#### Aim:
Search the data below for the string "name". Extract every line that contains it.

#### Excerpts from a figure dataset:
§

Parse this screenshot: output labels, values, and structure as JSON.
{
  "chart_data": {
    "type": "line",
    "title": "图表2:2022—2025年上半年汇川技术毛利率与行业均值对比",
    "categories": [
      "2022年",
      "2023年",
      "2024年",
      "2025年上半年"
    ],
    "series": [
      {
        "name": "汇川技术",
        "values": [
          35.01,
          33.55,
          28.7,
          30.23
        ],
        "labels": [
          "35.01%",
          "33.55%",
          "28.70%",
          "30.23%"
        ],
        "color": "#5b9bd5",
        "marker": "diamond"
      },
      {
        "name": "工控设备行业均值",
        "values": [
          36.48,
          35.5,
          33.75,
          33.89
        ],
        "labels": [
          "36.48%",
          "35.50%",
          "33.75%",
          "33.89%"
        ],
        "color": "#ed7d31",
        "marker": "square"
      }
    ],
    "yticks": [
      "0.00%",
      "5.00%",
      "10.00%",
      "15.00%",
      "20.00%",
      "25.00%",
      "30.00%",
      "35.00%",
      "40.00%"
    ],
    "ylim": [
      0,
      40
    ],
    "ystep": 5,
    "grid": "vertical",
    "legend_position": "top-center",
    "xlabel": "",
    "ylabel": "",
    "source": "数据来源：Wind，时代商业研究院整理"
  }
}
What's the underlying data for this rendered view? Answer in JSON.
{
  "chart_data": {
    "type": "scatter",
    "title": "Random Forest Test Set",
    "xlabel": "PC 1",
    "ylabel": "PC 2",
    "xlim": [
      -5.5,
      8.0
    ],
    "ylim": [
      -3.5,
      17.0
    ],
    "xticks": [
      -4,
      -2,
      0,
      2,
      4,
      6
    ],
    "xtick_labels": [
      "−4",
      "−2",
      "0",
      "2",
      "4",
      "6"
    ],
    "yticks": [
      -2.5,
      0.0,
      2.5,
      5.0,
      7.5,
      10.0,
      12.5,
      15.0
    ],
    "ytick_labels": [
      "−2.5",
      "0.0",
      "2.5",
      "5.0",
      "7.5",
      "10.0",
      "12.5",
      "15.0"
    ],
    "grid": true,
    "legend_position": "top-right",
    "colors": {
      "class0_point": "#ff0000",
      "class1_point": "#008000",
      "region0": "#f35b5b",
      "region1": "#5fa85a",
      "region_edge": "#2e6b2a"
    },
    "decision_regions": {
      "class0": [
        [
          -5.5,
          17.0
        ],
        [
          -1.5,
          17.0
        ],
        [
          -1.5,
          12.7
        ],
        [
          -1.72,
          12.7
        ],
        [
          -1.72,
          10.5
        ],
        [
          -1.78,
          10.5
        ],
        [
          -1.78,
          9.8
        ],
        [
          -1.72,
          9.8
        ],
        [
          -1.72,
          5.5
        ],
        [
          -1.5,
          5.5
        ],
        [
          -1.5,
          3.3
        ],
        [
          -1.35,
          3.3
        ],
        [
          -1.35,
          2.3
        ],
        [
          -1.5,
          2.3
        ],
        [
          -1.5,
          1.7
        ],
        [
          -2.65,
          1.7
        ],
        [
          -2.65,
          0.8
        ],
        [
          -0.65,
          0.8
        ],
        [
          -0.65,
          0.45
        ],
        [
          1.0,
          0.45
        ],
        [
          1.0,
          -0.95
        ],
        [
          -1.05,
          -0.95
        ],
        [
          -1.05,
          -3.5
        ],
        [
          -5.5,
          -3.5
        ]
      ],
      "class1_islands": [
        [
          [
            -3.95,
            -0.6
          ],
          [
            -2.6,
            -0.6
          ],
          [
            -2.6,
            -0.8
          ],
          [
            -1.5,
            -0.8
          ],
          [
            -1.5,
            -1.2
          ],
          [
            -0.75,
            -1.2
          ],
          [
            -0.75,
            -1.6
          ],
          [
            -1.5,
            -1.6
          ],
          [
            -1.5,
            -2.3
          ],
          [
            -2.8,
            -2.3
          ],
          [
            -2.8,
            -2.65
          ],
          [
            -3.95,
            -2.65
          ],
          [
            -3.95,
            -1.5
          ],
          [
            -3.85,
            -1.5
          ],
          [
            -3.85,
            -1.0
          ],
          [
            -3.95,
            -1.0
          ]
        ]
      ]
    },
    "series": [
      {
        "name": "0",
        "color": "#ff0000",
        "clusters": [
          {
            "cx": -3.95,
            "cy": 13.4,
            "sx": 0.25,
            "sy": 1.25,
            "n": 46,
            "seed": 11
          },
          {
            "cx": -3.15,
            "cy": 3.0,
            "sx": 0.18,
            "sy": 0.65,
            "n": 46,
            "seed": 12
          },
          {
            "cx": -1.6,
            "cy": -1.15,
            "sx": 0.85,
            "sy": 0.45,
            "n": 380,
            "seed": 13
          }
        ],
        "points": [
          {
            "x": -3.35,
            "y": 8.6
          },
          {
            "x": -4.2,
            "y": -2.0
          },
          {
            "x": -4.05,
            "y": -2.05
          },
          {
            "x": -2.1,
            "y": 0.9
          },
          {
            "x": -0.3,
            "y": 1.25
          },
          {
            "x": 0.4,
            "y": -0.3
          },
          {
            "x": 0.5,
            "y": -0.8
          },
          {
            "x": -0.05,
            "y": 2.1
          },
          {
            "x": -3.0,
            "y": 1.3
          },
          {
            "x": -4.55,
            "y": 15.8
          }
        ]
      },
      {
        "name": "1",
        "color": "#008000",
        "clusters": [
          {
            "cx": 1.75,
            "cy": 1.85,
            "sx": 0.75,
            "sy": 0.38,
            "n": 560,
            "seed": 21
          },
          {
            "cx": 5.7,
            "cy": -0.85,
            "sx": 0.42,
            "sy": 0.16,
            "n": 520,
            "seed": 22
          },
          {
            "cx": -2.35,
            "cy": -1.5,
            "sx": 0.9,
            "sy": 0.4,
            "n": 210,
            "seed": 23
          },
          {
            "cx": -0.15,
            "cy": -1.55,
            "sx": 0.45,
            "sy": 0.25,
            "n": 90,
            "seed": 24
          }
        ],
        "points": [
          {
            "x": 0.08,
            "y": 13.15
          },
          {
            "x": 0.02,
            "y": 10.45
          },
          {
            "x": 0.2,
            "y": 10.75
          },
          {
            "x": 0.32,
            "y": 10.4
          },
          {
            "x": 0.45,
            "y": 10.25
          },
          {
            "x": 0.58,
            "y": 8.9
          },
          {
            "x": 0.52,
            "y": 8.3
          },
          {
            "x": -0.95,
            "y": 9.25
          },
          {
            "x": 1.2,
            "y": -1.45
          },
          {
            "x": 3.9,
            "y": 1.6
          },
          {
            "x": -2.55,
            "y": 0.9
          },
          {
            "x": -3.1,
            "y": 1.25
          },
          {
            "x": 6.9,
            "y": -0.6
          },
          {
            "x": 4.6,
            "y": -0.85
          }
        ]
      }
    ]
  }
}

§

#### Worked solution:
        "name": "汇川技术",
        "name": "工控设备行业均值",
        "name": "0",
        "name": "1",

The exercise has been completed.